Written exercise
Each entry below should be reproduced character for character.

-- Begin Data to use --

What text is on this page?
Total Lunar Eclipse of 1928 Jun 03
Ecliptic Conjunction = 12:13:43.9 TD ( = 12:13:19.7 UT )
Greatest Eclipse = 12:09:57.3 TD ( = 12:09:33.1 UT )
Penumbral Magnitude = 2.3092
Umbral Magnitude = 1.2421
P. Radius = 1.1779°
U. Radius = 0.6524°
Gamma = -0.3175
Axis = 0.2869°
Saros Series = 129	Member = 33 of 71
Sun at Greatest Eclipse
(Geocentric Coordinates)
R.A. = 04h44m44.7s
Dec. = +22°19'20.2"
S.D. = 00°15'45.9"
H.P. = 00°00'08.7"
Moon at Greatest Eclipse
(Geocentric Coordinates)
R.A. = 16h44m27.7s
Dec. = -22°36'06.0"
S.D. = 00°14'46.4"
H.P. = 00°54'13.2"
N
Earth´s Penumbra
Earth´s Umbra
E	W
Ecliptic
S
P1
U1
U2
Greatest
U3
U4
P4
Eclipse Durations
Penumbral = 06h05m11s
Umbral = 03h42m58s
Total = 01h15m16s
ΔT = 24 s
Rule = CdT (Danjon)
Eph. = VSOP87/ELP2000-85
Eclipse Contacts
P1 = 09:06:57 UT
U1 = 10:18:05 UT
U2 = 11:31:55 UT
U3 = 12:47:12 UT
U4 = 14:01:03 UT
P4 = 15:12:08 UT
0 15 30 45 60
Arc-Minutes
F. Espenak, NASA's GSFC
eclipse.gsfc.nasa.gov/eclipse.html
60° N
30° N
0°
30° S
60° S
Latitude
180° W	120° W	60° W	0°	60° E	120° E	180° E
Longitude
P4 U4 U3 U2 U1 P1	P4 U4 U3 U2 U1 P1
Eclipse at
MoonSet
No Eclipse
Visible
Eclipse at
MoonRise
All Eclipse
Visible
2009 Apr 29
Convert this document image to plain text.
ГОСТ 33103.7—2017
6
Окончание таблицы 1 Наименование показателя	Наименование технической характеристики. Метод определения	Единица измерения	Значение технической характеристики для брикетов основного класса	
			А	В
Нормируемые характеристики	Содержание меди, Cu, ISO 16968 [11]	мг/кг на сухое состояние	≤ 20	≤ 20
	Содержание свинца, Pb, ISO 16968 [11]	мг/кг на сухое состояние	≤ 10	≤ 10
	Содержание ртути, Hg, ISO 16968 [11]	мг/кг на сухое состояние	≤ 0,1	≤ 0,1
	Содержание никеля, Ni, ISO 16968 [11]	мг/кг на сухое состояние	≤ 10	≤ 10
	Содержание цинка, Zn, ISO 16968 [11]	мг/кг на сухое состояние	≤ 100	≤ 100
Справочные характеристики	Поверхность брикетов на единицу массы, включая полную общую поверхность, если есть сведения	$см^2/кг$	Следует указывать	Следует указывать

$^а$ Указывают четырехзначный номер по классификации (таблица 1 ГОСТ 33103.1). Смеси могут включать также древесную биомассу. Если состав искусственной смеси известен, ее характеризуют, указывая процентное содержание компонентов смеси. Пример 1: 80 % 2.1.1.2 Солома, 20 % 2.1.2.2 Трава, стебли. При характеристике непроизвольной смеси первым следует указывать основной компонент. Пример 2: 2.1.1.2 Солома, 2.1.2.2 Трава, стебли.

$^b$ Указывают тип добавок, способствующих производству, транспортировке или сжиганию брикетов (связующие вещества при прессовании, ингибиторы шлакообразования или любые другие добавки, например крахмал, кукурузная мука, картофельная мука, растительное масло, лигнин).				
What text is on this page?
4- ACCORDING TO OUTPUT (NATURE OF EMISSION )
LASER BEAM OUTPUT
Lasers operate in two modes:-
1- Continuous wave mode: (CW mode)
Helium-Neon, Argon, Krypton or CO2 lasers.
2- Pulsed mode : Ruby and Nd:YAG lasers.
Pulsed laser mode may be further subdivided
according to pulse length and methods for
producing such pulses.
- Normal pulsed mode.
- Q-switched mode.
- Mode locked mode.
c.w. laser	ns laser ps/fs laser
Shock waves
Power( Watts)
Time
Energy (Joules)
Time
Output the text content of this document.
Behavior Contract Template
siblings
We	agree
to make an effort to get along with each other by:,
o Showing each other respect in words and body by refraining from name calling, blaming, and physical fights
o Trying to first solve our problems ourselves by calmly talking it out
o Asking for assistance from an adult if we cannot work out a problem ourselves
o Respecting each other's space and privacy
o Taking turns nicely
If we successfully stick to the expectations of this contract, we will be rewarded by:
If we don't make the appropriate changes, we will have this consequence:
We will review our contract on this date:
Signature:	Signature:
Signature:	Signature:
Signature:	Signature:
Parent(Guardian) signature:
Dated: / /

-- End Data to use --

Right answer
What text is on this page?
Total Lunar Eclipse of 1928 Jun 03
Ecliptic Conjunction = 12:13:43.9 TD ( = 12:13:19.7 UT )
Greatest Eclipse = 12:09:57.3 TD ( = 12:09:33.1 UT )
Penumbral Magnitude = 2.3092
Umbral Magnitude = 1.2421
P. Radius = 1.1779°
U. Radius = 0.6524°
Gamma = -0.3175
Axis = 0.2869°
Saros Series = 129	Member = 33 of 71
Sun at Greatest Eclipse
(Geocentric Coordinates)
R.A. = 04h44m44.7s
Dec. = +22°19'20.2"
S.D. = 00°15'45.9"
H.P. = 00°00'08.7"
Moon at Greatest Eclipse
(Geocentric Coordinates)
R.A. = 16h44m27.7s
Dec. = -22°36'06.0"
S.D. = 00°14'46.4"
H.P. = 00°54'13.2"
N
Earth´s Penumbra
Earth´s Umbra
E	W
Ecliptic
S
P1
U1
U2
Greatest
U3
U4
P4
Eclipse Durations
Penumbral = 06h05m11s
Umbral = 03h42m58s
Total = 01h15m16s
ΔT = 24 s
Rule = CdT (Danjon)
Eph. = VSOP87/ELP2000-85
Eclipse Contacts
P1 = 09:06:57 UT
U1 = 10:18:05 UT
U2 = 11:31:55 UT
U3 = 12:47:12 UT
U4 = 14:01:03 UT
P4 = 15:12:08 UT
0 15 30 45 60
Arc-Minutes
F. Espenak, NASA's GSFC
eclipse.gsfc.nasa.gov/eclipse.html
60° N
30° N
0°
30° S
60° S
Latitude
180° W	120° W	60° W	0°	60° E	120° E	180° E
Longitude
P4 U4 U3 U2 U1 P1	P4 U4 U3 U2 U1 P1
Eclipse at
MoonSet
No Eclipse
Visible
Eclipse at
MoonRise
All Eclipse
Visible
2009 Apr 29
Convert this document image to plain text.
ГОСТ 33103.7—2017
6
Окончание таблицы 1 Наименование показателя	Наименование технической характеристики. Метод определения	Единица измерения	Значение технической характеристики для брикетов основного класса	
			А	В
Нормируемые характеристики	Содержание меди, Cu, ISO 16968 [11]	мг/кг на сухое состояние	≤ 20	≤ 20
	Содержание свинца, Pb, ISO 16968 [11]	мг/кг на сухое состояние	≤ 10	≤ 10
	Содержание ртути, Hg, ISO 16968 [11]	мг/кг на сухое состояние	≤ 0,1	≤ 0,1
	Содержание никеля, Ni, ISO 16968 [11]	мг/кг на сухое состояние	≤ 10	≤ 10
	Содержание цинка, Zn, ISO 16968 [11]	мг/кг на сухое состояние	≤ 100	≤ 100
Справочные характеристики	Поверхность брикетов на единицу массы, включая полную общую поверхность, если есть сведения	$см^2/кг$	Следует указывать	Следует указывать

$^а$ Указывают четырехзначный номер по классификации (таблица 1 ГОСТ 33103.1). Смеси могут включать также древесную биомассу. Если состав искусственной смеси известен, ее характеризуют, указывая процентное содержание компонентов смеси. Пример 1: 80 % 2.1.1.2 Солома, 20 % 2.1.2.2 Трава, стебли. При характеристике непроизвольной смеси первым следует указывать основной компонент. Пример 2: 2.1.1.2 Солома, 2.1.2.2 Трава, стебли.

$^b$ Указывают тип добавок, способствующих производству, транспортировке или сжиганию брикетов (связующие вещества при прессовании, ингибиторы шлакообразования или любые другие добавки, например крахмал, кукурузная мука, картофельная мука, растительное масло, лигнин).				
What text is on this page?
4- ACCORDING TO OUTPUT (NATURE OF EMISSION )
LASER BEAM OUTPUT
Lasers operate in two modes:-
1- Continuous wave mode: (CW mode)
Helium-Neon, Argon, Krypton or CO2 lasers.
2- Pulsed mode : Ruby and Nd:YAG lasers.
Pulsed laser mode may be further subdivided
according to pulse length and methods for
producing such pulses.
- Normal pulsed mode.
- Q-switched mode.
- Mode locked mode.
c.w. laser	ns laser ps/fs laser
Shock waves
Power( Watts)
Time
Energy (Joules)
Time
Output the text content of this document.
Behavior Contract Template
siblings
We	agree
to make an effort to get along with each other by:,
o Showing each other respect in words and body by refraining from name calling, blaming, and physical fights
o Trying to first solve our problems ourselves by calmly talking it out
o Asking for assistance from an adult if we cannot work out a problem ourselves
o Respecting each other's space and privacy
o Taking turns nicely
If we successfully stick to the expectations of this contract, we will be rewarded by:
If we don't make the appropriate changes, we will have this consequence:
We will review our contract on this date:
Signature:	Signature:
Signature:	Signature:
Signature:	Signature:
Parent(Guardian) signature:
Dated: / /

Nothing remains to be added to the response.